── ITEMS

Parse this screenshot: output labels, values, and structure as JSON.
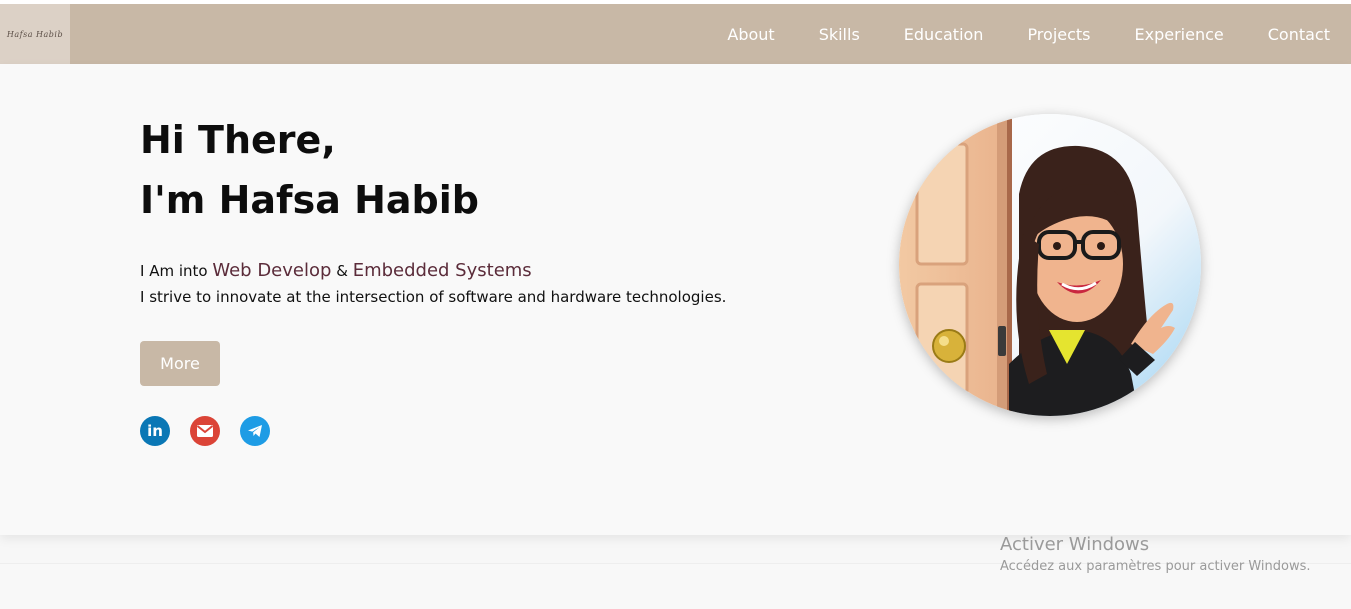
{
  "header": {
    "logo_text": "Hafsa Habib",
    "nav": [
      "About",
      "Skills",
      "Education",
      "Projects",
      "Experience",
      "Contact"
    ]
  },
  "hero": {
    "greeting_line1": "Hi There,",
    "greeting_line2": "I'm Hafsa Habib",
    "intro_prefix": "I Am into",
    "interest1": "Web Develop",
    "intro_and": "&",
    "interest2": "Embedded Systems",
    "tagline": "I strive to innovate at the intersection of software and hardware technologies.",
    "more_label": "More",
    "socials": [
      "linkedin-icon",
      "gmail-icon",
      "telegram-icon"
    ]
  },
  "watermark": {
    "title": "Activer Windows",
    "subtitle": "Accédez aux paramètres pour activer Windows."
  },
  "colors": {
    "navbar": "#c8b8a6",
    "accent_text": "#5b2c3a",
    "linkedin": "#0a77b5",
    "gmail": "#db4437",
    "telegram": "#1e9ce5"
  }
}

────

* WRITTEN INSTRUCTION *
Leave the pictures out, and transcribe each of the records exactly.

* EXERCISE RESPONSE *
Parse this screenshot: output labels, values, and structure as JSON.
{
  "header": {
    "logo_text": "Hafsa Habib",
    "nav": [
      "About",
      "Skills",
      "Education",
      "Projects",
      "Experience",
      "Contact"
    ]
  },
  "hero": {
    "greeting_line1": "Hi There,",
    "greeting_line2": "I'm Hafsa Habib",
    "intro_prefix": "I Am into",
    "interest1": "Web Develop",
    "intro_and": "&",
    "interest2": "Embedded Systems",
    "tagline": "I strive to innovate at the intersection of software and hardware technologies.",
    "more_label": "More",
    "socials": [
      "linkedin-icon",
      "gmail-icon",
      "telegram-icon"
    ]
  },
  "watermark": {
    "title": "Activer Windows",
    "subtitle": "Accédez aux paramètres pour activer Windows."
  },
  "colors": {
    "navbar": "#c8b8a6",
    "accent_text": "#5b2c3a",
    "linkedin": "#0a77b5",
    "gmail": "#db4437",
    "telegram": "#1e9ce5"
  }
}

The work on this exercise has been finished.